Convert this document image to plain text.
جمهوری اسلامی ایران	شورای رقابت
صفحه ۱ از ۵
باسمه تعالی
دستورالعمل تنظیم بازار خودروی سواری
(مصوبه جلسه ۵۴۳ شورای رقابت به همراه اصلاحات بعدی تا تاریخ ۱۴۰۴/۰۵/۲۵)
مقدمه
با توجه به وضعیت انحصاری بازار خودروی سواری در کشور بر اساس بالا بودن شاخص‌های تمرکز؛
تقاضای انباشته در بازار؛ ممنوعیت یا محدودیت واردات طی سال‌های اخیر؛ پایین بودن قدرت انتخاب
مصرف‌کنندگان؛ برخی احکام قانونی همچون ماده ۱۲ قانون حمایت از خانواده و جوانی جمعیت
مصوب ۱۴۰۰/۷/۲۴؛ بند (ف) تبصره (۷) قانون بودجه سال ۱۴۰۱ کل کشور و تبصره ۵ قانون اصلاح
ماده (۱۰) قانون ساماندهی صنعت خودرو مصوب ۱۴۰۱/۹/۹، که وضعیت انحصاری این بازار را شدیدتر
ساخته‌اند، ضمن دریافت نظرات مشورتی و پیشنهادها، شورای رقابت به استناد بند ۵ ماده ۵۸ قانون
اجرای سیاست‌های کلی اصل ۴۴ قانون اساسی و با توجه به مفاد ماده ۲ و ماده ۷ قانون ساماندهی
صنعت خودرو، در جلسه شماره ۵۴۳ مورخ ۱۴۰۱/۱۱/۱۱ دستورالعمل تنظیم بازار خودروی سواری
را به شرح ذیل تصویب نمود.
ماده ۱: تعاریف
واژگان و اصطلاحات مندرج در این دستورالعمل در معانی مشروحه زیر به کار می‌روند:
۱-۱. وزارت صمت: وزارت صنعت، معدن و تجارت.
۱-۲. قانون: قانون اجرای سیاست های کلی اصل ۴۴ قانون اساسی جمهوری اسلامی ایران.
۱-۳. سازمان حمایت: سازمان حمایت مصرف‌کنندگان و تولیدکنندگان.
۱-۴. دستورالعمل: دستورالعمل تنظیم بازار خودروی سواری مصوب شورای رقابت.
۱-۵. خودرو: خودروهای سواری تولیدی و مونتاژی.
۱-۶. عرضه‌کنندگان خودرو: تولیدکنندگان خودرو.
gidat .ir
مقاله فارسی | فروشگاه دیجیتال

---

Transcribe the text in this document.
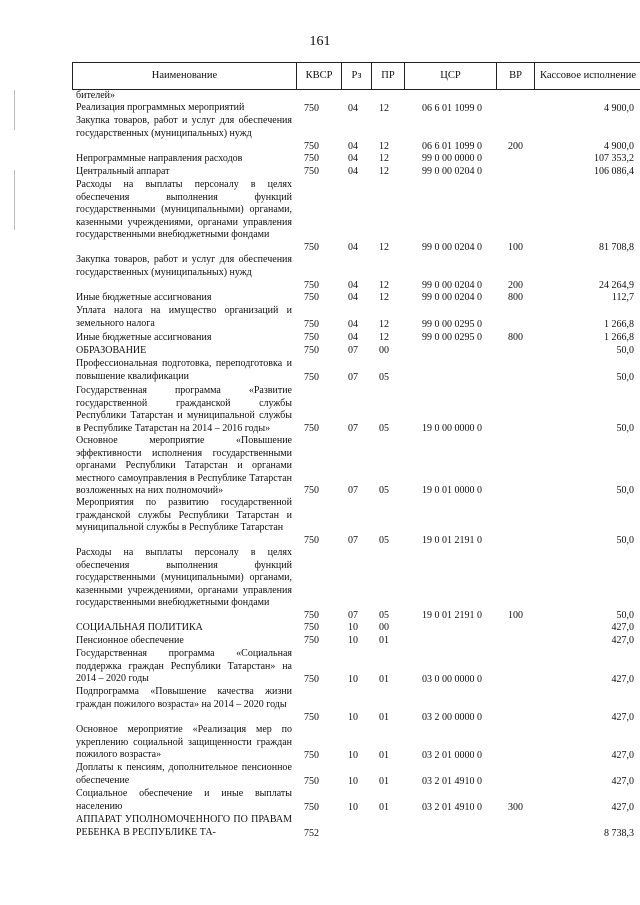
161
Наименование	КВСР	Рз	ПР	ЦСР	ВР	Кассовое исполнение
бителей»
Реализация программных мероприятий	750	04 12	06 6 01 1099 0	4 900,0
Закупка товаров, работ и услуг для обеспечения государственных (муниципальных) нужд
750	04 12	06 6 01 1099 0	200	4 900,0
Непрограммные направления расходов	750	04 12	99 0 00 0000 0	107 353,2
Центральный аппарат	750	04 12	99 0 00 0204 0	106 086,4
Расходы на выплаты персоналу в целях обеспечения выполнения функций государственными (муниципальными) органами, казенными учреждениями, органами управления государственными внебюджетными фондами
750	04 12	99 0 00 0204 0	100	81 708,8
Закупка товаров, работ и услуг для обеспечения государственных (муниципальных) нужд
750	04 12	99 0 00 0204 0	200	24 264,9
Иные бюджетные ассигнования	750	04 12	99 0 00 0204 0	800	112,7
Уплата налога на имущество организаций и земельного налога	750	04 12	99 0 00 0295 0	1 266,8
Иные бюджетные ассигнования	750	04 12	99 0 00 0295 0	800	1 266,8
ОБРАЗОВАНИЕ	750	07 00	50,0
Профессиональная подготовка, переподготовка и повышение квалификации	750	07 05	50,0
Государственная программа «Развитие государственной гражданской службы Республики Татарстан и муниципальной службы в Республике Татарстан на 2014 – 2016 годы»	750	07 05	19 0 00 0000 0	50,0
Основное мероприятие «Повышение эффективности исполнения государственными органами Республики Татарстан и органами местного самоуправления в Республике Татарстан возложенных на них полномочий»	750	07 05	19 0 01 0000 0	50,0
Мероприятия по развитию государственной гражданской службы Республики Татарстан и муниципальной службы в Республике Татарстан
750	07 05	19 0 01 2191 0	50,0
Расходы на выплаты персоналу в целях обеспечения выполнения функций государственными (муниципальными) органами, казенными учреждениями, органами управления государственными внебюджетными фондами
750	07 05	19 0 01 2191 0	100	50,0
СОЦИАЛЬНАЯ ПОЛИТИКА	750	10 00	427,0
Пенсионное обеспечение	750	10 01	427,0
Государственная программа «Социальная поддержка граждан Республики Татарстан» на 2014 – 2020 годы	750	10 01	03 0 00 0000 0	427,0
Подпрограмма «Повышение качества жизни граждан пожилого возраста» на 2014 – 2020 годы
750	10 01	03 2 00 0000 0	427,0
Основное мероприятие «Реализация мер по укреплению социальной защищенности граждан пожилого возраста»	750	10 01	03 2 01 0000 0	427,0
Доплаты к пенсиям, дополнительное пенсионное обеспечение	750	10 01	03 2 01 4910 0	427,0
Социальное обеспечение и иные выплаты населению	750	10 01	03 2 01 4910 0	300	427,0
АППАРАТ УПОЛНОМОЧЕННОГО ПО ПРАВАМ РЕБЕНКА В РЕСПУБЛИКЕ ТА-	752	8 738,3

--

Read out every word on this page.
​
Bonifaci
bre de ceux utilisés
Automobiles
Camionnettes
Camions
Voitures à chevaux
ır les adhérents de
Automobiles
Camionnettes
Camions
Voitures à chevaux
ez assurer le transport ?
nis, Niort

Goal:
Reproduce each line from the records that contains the word "تولیدکنندگان".

Worked solution:
۱-۳. سازمان حمایت: سازمان حمایت مصرف‌کنندگان و تولیدکنندگان.
۱-۶. عرضه‌کنندگان خودرو: تولیدکنندگان خودرو.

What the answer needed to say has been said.